Data records:
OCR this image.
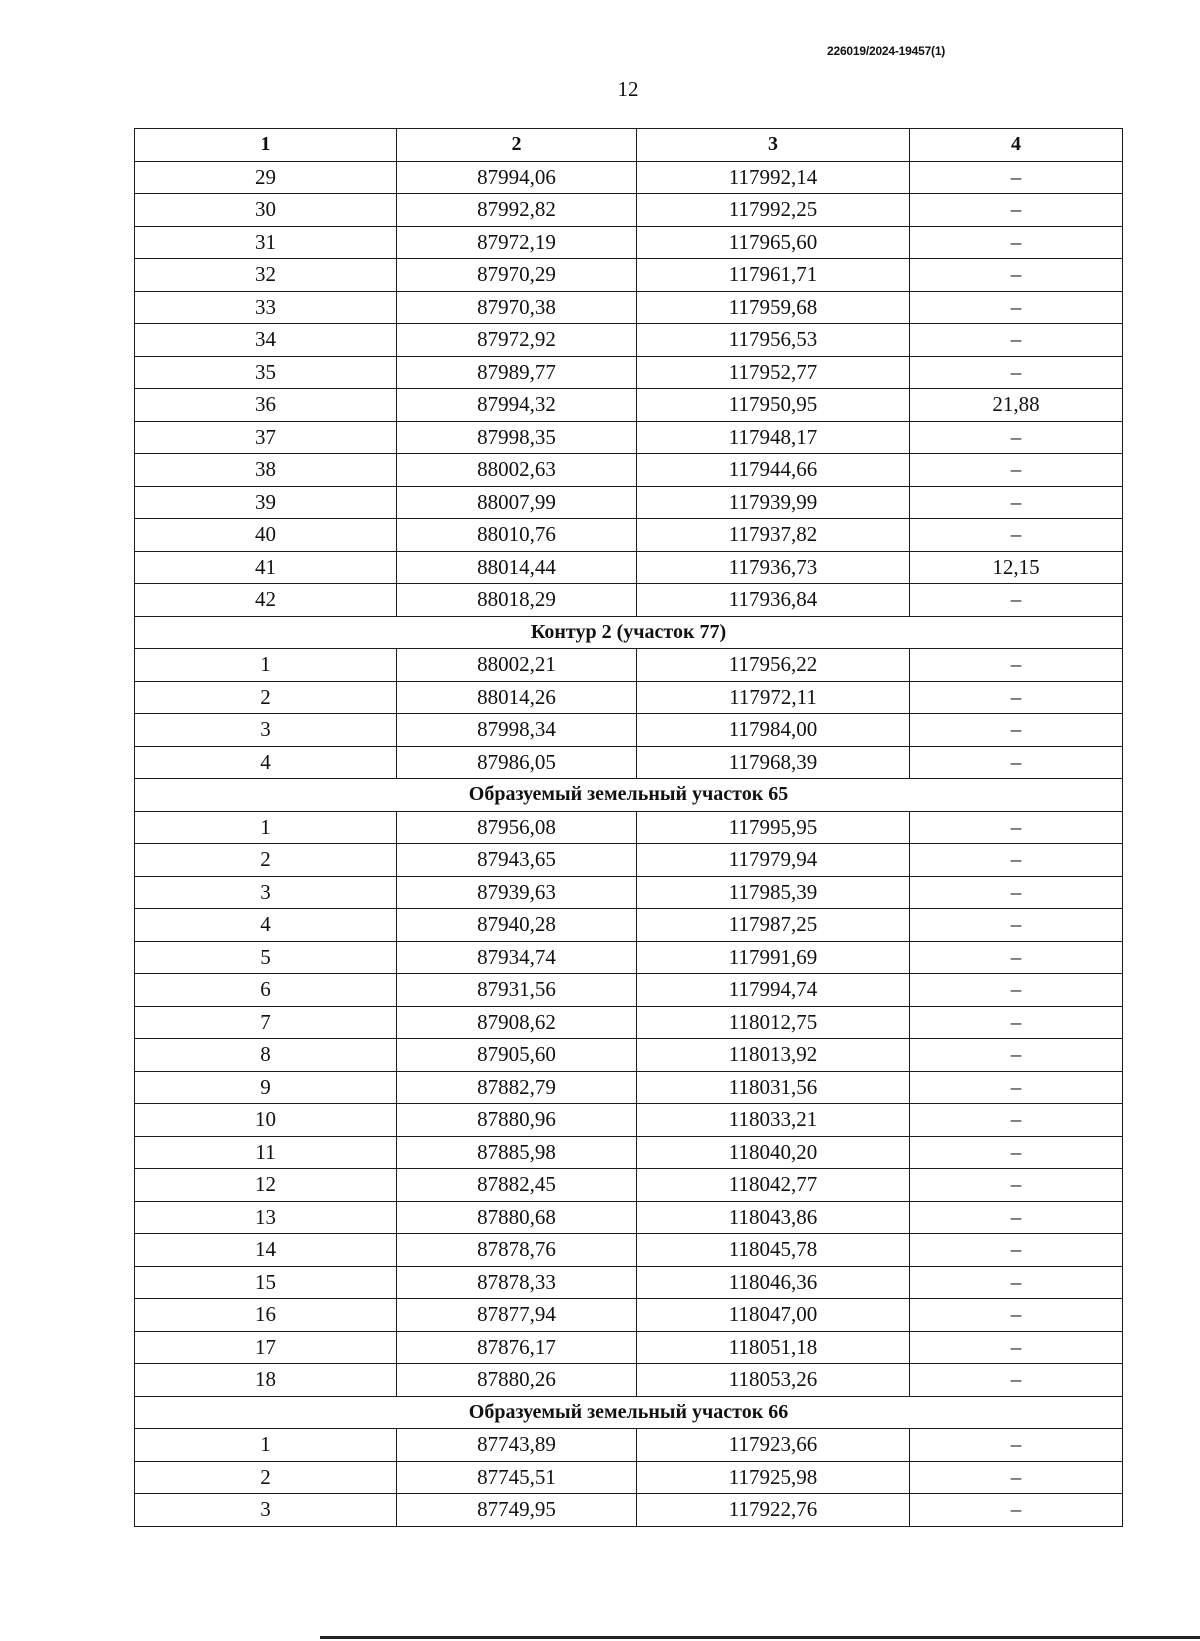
226019/2024-19457(1)
12
1	2	3	4
29	87994,06	117992,14	–
30	87992,82	117992,25	–
31	87972,19	117965,60	–
32	87970,29	117961,71	–
33	87970,38	117959,68	–
34	87972,92	117956,53	–
35	87989,77	117952,77	–
36	87994,32	117950,95	21,88
37	87998,35	117948,17	–
38	88002,63	117944,66	–
39	88007,99	117939,99	–
40	88010,76	117937,82	–
41	88014,44	117936,73	12,15
42	88018,29	117936,84	–
Контур 2 (участок 77)			
1	88002,21	117956,22	–
2	88014,26	117972,11	–
3	87998,34	117984,00	–
4	87986,05	117968,39	–
Образуемый земельный участок 65			
1	87956,08	117995,95	–
2	87943,65	117979,94	–
3	87939,63	117985,39	–
4	87940,28	117987,25	–
5	87934,74	117991,69	–
6	87931,56	117994,74	–
7	87908,62	118012,75	–
8	87905,60	118013,92	–
9	87882,79	118031,56	–
10	87880,96	118033,21	–
11	87885,98	118040,20	–
12	87882,45	118042,77	–
13	87880,68	118043,86	–
14	87878,76	118045,78	–
15	87878,33	118046,36	–
16	87877,94	118047,00	–
17	87876,17	118051,18	–
18	87880,26	118053,26	–
Образуемый земельный участок 66			
1	87743,89	117923,66	–
2	87745,51	117925,98	–
3	87749,95	117922,76	–
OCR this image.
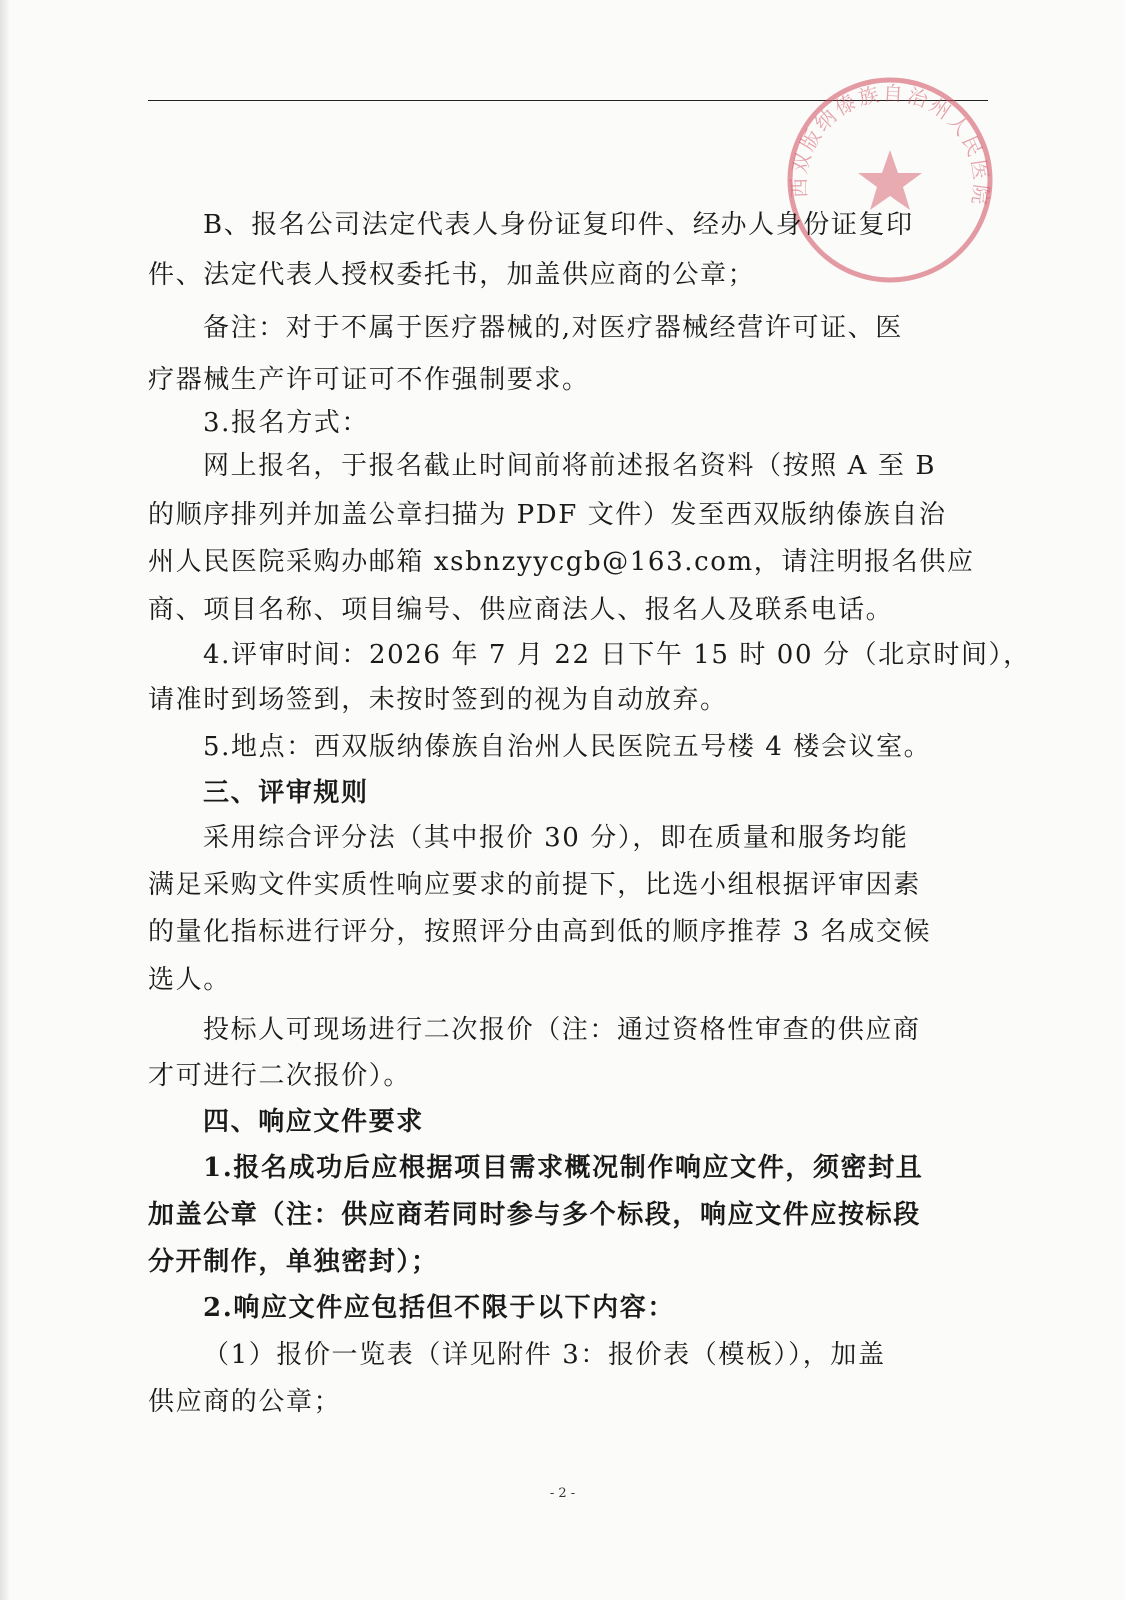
西双版纳傣族自治州人民医院
B、报名公司法定代表人身份证复印件、经办人身份证复印
件、法定代表人授权委托书，加盖供应商的公章；
备注：对于不属于医疗器械的,对医疗器械经营许可证、医
疗器械生产许可证可不作强制要求。
3.报名方式：
网上报名，于报名截止时间前将前述报名资料（按照 A 至 B
的顺序排列并加盖公章扫描为 PDF 文件）发至西双版纳傣族自治
州人民医院采购办邮箱 xsbnzyycgb@163.com，请注明报名供应
商、项目名称、项目编号、供应商法人、报名人及联系电话。
4.评审时间：2026 年 7 月 22 日下午 15 时 00 分（北京时间），
请准时到场签到，未按时签到的视为自动放弃。
5.地点：西双版纳傣族自治州人民医院五号楼 4 楼会议室。
三、评审规则
采用综合评分法（其中报价 30 分），即在质量和服务均能
满足采购文件实质性响应要求的前提下，比选小组根据评审因素
的量化指标进行评分，按照评分由高到低的顺序推荐 3 名成交候
选人。
投标人可现场进行二次报价（注：通过资格性审查的供应商
才可进行二次报价）。
四、响应文件要求
1.报名成功后应根据项目需求概况制作响应文件，须密封且
加盖公章（注：供应商若同时参与多个标段，响应文件应按标段
分开制作，单独密封）；
2.响应文件应包括但不限于以下内容：
（1）报价一览表（详见附件 3：报价表（模板）），加盖
供应商的公章；
- 2 -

* **WORK TO DO**: Pull every line containing the word "Образуемый" out of the entries above.

* **ANSWER TO THE PROBLEM**:
Образуемый земельный участок 65			
Образуемый земельный участок 66			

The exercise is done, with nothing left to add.